## Dataset excerpts
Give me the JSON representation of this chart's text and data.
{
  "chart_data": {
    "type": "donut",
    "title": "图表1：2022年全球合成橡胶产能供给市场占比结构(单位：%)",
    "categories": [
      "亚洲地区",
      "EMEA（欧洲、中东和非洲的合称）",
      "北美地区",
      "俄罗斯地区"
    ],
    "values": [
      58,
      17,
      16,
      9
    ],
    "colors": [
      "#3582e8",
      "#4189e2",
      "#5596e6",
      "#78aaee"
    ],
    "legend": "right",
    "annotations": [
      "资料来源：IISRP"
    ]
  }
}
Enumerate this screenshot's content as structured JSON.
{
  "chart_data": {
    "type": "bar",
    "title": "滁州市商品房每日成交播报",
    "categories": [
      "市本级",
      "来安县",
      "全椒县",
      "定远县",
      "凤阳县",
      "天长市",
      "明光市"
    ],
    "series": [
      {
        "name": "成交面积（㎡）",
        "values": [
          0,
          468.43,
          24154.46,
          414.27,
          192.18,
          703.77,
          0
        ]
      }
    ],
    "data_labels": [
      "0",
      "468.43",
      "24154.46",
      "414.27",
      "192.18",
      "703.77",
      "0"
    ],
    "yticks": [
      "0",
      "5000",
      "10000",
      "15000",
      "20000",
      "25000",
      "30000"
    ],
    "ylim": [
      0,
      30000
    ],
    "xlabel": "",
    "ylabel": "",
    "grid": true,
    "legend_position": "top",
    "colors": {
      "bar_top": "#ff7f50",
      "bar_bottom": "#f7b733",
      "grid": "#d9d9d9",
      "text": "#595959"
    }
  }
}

## What is needed
Repeat the lines from the one containing "Enumerate this screenshot's" through the end of the listing, exactly and without any other lines; both ends are included.

## Result below
Enumerate this screenshot's content as structured JSON.
{
  "chart_data": {
    "type": "bar",
    "title": "滁州市商品房每日成交播报",
    "categories": [
      "市本级",
      "来安县",
      "全椒县",
      "定远县",
      "凤阳县",
      "天长市",
      "明光市"
    ],
    "series": [
      {
        "name": "成交面积（㎡）",
        "values": [
          0,
          468.43,
          24154.46,
          414.27,
          192.18,
          703.77,
          0
        ]
      }
    ],
    "data_labels": [
      "0",
      "468.43",
      "24154.46",
      "414.27",
      "192.18",
      "703.77",
      "0"
    ],
    "yticks": [
      "0",
      "5000",
      "10000",
      "15000",
      "20000",
      "25000",
      "30000"
    ],
    "ylim": [
      0,
      30000
    ],
    "xlabel": "",
    "ylabel": "",
    "grid": true,
    "legend_position": "top",
    "colors": {
      "bar_top": "#ff7f50",
      "bar_bottom": "#f7b733",
      "grid": "#d9d9d9",
      "text": "#595959"
    }
  }
}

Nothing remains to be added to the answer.